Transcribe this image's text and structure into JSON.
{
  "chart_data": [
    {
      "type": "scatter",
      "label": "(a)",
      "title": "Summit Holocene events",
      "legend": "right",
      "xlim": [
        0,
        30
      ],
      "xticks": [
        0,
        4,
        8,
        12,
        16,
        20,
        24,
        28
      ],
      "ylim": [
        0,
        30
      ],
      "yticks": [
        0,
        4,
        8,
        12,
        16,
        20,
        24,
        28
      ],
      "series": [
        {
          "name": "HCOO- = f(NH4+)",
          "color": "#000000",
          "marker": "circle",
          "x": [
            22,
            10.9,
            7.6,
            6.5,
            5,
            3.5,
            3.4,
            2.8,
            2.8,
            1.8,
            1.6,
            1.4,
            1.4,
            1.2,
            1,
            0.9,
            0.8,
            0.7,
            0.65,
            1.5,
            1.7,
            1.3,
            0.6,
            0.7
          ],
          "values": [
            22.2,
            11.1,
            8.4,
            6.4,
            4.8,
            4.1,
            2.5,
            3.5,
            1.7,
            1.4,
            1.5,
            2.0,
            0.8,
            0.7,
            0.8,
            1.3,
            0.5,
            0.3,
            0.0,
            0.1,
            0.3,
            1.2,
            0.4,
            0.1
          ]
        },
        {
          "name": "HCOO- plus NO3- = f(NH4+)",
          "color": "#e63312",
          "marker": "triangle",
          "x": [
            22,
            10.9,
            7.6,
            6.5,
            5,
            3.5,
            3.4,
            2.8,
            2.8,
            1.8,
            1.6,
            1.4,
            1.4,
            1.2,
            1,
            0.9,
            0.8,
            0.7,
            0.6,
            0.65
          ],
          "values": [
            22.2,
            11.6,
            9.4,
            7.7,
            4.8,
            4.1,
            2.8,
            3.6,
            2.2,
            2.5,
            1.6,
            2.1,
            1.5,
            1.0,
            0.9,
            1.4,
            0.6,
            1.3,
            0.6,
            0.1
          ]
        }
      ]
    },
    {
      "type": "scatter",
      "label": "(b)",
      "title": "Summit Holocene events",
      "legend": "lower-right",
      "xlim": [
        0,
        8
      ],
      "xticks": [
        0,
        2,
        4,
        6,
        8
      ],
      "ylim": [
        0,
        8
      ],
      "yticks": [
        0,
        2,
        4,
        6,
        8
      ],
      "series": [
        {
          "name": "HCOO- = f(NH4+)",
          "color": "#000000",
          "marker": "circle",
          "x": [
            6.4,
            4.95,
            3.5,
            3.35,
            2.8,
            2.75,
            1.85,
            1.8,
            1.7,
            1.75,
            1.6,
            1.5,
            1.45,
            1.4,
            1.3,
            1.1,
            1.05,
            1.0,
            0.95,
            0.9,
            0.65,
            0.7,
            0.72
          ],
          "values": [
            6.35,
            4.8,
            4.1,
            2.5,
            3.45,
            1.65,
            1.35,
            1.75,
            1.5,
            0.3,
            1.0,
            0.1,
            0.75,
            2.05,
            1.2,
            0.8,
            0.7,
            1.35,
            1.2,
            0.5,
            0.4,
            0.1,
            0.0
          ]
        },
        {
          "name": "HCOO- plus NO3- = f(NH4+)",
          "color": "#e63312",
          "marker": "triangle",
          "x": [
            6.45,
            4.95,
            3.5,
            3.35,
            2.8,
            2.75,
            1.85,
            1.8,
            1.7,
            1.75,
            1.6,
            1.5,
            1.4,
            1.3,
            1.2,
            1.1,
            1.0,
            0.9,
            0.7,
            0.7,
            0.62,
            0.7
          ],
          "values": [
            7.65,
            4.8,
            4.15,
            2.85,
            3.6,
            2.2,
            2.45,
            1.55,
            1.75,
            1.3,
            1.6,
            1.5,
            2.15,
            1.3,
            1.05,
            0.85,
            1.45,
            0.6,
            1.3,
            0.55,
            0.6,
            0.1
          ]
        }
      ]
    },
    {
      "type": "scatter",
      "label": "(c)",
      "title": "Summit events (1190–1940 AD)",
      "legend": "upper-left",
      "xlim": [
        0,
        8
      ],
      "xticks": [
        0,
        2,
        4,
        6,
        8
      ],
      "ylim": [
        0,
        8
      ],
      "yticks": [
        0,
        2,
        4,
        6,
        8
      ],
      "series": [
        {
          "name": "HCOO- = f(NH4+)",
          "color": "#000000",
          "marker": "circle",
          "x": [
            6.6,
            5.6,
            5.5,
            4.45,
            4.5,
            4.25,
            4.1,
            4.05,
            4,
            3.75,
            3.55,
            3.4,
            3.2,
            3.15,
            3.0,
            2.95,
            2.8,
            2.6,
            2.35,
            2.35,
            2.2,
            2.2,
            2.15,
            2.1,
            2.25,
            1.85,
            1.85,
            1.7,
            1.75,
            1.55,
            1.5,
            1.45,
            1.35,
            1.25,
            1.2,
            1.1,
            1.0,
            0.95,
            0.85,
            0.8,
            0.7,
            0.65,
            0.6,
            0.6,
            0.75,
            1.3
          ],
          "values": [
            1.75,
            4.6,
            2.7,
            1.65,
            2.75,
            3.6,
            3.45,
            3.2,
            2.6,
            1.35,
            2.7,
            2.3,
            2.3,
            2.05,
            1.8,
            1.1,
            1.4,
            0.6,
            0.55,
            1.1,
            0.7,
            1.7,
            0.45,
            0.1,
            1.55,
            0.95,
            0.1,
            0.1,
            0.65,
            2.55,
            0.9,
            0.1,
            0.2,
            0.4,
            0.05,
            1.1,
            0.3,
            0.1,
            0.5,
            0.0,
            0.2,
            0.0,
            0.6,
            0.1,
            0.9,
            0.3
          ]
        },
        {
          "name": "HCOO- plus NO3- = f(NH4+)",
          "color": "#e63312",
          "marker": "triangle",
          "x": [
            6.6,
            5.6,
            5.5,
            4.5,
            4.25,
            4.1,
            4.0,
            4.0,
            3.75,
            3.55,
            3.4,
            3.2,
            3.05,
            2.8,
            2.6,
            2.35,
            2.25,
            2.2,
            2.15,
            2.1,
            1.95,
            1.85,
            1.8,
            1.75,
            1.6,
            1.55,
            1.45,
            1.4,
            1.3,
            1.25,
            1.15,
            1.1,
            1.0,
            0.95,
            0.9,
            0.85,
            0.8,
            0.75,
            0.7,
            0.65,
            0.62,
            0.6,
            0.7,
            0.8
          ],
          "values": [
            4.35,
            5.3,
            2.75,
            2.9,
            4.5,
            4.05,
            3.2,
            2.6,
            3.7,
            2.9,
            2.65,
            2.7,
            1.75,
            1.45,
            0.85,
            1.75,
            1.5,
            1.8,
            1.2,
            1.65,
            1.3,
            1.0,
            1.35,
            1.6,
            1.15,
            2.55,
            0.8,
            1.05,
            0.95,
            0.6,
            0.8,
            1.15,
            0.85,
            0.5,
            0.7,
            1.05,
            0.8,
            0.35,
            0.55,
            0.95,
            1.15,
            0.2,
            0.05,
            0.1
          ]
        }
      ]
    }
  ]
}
════════════════
**Goal:** Check all the records above and select each line where the string "legend" is found.

**Exercise output:**
      "legend": "right",
      "legend": "lower-right",
      "legend": "upper-left",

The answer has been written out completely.